[Start DOCUMENT SEGMENT]

1. Determine What Topic or Style You Can Write Exceptionally Well
Don't make your decision based on what you like to write or what you think you write best. Base it instead on what your readers have liked in the past. Keep in mind it may not even intersect with your area of greatest expertise.
Determine which things you've written have the most natural social media shares. Natural social media shares come from people you don't know who are sharing strictly because they were impressed with the content, so don't count any shares from share and share alike groups.
Whatever pieces of yours others have shared the most will be a good place to start. Then think about what else you can write in that topic or style.
2. Narrow Your Topic Down Further
No, even further than that!
Now that you've determined what topics and styles you write best, decide what your next piece will be about.
Narrow it down to an extremely tight and specific topic. For example, an article about the best desserts is way too general. The best chocolate desserts would still be too general. You want to get to the subtopic level equivalent of the best gluten-free, no-bake, vegan chocolate desserts.
Yes, get that specific. Leave the sprawling, general information to the big boys, the established authority sites. You can't top them in that arena unless you have already become one of them somehow. And something tells me you wouldn't bother reading this if you had.
3. Take off Your Writer's Hat and Read up on That Sub-Sub-Sub-Topic AKA Niche Topic
Take a day and try to forget you're a writer. Forget you're an Internet marketer that day, too, if you are one. Now go be a reader.
Read anything and everything you can find in that niche topic you chose. Choose the most exceptional, cool pieces on that topic and bookmark them.
If you can't find anything exceptional on the topic, you may be onto something else. You may be able to see what's missing and fill that gap yourself.

[End DOCUMENT SEGMENT]

- _STATED GOAL_: Copy out the whole text on choosing and narrowing a writing niche, word for word.

[Start PROVIDED DATA]

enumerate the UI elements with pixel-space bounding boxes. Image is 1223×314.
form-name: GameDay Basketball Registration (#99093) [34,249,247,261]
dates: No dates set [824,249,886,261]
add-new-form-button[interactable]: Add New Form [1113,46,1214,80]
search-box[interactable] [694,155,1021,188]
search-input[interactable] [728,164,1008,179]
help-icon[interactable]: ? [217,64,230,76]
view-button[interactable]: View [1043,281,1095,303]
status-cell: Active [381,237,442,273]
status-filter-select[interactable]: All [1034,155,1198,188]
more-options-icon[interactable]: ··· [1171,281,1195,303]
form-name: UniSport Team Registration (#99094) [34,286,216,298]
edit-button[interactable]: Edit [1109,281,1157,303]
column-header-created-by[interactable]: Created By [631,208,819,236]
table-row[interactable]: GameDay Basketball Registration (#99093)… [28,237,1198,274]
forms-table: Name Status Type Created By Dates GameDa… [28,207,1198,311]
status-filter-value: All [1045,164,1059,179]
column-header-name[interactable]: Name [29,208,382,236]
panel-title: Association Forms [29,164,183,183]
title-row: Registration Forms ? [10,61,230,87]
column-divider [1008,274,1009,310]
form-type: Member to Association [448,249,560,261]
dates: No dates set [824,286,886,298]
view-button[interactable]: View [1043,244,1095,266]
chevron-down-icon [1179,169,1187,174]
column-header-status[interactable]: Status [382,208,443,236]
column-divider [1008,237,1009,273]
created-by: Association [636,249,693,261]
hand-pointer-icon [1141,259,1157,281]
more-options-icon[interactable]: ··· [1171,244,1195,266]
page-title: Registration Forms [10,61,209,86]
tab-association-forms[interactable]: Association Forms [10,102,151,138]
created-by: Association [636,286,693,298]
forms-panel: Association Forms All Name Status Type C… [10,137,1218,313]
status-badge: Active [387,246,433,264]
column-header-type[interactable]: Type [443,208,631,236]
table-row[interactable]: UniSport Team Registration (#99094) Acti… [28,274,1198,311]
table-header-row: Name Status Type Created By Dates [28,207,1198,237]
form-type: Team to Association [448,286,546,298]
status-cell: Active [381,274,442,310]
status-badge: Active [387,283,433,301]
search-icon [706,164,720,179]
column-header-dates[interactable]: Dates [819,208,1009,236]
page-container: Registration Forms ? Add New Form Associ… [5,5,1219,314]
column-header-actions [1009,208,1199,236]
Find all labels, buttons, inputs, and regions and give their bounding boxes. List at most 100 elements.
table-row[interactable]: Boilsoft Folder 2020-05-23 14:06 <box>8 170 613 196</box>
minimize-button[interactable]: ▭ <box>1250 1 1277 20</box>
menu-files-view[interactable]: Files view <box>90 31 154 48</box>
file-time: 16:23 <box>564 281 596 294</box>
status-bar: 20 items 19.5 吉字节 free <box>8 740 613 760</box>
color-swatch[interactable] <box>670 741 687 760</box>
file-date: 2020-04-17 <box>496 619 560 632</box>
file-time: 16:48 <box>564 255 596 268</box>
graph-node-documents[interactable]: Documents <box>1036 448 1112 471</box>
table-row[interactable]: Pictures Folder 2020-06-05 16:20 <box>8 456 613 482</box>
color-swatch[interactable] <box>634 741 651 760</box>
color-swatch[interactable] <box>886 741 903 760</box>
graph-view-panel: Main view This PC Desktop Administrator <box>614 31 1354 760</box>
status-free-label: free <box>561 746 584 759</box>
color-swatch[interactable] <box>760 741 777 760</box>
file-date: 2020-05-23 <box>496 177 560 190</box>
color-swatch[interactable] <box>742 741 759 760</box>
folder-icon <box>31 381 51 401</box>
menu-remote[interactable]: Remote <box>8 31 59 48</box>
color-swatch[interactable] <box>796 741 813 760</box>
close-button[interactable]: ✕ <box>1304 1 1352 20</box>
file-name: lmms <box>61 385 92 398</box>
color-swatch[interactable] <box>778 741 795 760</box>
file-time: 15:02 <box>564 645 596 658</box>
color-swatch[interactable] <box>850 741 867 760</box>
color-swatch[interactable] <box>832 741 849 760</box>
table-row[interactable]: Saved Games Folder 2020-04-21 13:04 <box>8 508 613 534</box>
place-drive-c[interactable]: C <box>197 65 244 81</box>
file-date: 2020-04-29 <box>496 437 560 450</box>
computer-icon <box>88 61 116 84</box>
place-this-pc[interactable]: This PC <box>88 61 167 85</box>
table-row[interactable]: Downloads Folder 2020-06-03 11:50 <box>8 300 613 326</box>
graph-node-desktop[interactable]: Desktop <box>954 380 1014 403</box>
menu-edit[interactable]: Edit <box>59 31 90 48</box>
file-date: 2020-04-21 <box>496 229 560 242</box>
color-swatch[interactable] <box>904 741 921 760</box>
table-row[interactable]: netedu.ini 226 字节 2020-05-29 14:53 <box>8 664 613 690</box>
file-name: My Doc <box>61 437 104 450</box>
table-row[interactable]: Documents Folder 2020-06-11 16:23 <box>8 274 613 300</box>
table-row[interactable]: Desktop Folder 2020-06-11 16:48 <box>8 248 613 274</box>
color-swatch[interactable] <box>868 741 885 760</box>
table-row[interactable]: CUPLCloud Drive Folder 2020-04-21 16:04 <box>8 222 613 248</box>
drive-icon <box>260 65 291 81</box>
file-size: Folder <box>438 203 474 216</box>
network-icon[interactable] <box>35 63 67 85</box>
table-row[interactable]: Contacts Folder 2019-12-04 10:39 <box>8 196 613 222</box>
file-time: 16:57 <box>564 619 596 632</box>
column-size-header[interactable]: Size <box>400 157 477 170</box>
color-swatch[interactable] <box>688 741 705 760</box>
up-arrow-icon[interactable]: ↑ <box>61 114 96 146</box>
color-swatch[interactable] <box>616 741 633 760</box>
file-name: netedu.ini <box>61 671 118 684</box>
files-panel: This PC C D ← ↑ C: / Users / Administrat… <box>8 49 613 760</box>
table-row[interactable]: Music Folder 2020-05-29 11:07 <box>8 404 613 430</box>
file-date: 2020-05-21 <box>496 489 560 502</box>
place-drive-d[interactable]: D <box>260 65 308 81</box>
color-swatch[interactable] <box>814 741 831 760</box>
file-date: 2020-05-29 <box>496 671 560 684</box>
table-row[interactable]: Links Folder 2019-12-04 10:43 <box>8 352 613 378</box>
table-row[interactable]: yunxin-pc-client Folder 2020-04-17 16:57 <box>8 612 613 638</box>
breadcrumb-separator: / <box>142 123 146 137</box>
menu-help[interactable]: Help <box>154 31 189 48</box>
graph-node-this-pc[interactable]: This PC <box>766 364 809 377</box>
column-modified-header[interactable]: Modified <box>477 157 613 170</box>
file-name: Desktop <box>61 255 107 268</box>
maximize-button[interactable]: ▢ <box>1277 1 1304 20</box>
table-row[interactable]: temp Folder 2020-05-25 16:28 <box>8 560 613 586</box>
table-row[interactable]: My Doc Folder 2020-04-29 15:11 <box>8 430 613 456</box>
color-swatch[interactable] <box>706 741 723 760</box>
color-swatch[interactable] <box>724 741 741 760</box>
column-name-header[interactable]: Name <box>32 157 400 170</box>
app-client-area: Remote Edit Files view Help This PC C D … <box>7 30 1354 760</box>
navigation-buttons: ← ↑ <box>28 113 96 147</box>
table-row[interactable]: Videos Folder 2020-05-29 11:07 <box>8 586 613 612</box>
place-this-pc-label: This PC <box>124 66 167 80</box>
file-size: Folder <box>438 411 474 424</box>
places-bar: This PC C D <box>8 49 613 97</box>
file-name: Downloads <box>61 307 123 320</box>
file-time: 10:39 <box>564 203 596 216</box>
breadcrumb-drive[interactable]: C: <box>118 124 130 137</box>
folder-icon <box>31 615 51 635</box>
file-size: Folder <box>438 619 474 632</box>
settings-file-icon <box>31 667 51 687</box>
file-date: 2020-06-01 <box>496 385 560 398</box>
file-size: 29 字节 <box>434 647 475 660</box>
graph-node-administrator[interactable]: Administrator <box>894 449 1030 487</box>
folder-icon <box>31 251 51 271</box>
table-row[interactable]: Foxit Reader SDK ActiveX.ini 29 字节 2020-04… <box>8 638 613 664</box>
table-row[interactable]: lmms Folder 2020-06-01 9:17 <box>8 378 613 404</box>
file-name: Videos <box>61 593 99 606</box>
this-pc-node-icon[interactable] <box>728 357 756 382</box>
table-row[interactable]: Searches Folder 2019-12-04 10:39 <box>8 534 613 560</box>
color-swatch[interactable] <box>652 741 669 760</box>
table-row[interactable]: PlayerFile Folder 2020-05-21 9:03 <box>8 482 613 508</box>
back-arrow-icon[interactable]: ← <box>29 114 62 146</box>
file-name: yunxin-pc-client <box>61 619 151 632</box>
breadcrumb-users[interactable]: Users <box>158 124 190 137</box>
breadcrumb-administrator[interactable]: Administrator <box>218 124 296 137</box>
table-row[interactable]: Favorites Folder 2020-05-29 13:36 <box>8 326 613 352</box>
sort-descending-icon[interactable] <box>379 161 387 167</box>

[End PROVIDED DATA]

- _THE COMPLETED TASK_:
1. Determine What Topic or Style You Can Write Exceptionally Well
Don't make your decision based on what you like to write or what you think you write best. Base it instead on what your readers have liked in the past. Keep in mind it may not even intersect with your area of greatest expertise.
Determine which things you've written have the most natural social media shares. Natural social media shares come from people you don't know who are sharing strictly because they were impressed with the content, so don't count any shares from share and share alike groups.
Whatever pieces of yours others have shared the most will be a good place to start. Then think about what else you can write in that topic or style.
2. Narrow Your Topic Down Further
No, even further than that!
Now that you've determined what topics and styles you write best, decide what your next piece will be about.
Narrow it down to an extremely tight and specific topic. For example, an article about the best desserts is way too general. The best chocolate desserts would still be too general. You want to get to the subtopic level equivalent of the best gluten-free, no-bake, vegan chocolate desserts.
Yes, get that specific. Leave the sprawling, general information to the big boys, the established authority sites. You can't top them in that arena unless you have already become one of them somehow. And something tells me you wouldn't bother reading this if you had.
3. Take off Your Writer's Hat and Read up on That Sub-Sub-Sub-Topic AKA Niche Topic
Take a day and try to forget you're a writer. Forget you're an Internet marketer that day, too, if you are one. Now go be a reader.
Read anything and everything you can find in that niche topic you chose. Choose the most exceptional, cool pieces on that topic and bookmark them.
If you can't find anything exceptional on the topic, you may be onto something else. You may be able to see what's missing and fill that gap yourself.